» Saved data entries
%%
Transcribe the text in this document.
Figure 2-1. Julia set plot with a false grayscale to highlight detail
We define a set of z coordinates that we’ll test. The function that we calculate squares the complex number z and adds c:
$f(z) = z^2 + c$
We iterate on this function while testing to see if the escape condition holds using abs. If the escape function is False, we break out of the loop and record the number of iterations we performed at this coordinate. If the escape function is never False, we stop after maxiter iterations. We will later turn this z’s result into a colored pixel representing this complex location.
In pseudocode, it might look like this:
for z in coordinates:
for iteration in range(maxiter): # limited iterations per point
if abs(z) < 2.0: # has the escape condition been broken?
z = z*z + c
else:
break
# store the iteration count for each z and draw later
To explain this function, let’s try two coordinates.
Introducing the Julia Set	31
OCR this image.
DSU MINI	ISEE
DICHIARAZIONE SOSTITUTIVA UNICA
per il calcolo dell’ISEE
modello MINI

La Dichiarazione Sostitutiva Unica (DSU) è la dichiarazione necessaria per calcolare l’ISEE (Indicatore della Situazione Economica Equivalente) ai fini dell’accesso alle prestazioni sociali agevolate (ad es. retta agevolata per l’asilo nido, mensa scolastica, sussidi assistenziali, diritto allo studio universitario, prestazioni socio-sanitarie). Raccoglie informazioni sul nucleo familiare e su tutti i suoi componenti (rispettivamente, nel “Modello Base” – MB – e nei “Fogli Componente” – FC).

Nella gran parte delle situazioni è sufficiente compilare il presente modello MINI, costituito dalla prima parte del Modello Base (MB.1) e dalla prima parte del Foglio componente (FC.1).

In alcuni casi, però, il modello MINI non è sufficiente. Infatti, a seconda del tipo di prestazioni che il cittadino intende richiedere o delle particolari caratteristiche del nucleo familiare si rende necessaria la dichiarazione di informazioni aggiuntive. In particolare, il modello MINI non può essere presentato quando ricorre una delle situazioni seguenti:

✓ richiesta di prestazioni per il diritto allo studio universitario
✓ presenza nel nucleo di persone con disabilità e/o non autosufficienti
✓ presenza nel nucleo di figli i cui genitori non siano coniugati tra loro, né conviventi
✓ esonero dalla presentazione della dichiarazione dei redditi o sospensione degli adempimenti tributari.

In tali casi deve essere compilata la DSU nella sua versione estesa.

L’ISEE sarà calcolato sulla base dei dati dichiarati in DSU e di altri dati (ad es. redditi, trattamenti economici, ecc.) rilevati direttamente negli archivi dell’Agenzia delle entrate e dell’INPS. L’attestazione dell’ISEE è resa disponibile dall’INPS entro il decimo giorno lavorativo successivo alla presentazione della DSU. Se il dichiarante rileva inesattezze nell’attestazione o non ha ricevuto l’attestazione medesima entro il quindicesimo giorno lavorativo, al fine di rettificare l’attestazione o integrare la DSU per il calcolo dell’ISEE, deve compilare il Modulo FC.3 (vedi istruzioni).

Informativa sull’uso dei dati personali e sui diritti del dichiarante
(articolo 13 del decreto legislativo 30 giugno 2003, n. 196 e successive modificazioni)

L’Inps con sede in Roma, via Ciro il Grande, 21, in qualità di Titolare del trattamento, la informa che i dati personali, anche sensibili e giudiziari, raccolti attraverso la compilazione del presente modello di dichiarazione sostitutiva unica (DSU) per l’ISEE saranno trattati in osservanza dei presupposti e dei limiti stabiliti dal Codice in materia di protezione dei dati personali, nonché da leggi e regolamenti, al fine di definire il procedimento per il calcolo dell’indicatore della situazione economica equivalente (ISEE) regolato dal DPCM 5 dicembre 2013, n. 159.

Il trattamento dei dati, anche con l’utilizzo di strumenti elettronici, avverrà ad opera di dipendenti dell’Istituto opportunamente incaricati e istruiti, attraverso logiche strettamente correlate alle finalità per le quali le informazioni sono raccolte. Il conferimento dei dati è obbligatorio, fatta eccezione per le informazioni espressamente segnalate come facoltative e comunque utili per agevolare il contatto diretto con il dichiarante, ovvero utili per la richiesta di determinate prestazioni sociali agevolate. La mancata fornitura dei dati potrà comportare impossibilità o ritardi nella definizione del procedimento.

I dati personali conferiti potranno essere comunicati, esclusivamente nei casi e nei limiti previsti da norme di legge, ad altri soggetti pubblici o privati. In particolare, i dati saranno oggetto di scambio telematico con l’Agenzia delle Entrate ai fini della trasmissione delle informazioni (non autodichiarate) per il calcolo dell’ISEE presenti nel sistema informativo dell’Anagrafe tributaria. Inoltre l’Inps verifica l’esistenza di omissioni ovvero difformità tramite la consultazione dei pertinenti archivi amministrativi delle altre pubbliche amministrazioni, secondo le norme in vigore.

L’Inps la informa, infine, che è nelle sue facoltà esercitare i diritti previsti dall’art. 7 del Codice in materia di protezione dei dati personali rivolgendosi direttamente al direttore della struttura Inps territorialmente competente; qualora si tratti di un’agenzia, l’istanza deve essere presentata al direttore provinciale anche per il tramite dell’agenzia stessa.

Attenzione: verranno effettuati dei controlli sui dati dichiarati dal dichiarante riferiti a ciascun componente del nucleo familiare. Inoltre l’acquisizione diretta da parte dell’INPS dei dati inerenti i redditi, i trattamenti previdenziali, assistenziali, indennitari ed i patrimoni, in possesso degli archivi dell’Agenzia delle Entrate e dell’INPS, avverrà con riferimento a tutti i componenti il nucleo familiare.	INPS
%%
Check every line of the data, and copy the ones that contain "parte".

» Solution to this exercise
Nella gran parte delle situazioni è sufficiente compilare il presente modello MINI, costituito dalla prima parte del Modello Base (MB.1) e dalla prima parte del Foglio componente (FC.1).
Attenzione: verranno effettuati dei controlli sui dati dichiarati dal dichiarante riferiti a ciascun componente del nucleo familiare. Inoltre l’acquisizione diretta da parte dell’INPS dei dati inerenti i redditi, i trattamenti previdenziali, assistenziali, indennitari ed i patrimoni, in possesso degli archivi dell’Agenzia delle Entrate e dell’INPS, avverrà con riferimento a tutti i componenti il nucleo familiare.	INPS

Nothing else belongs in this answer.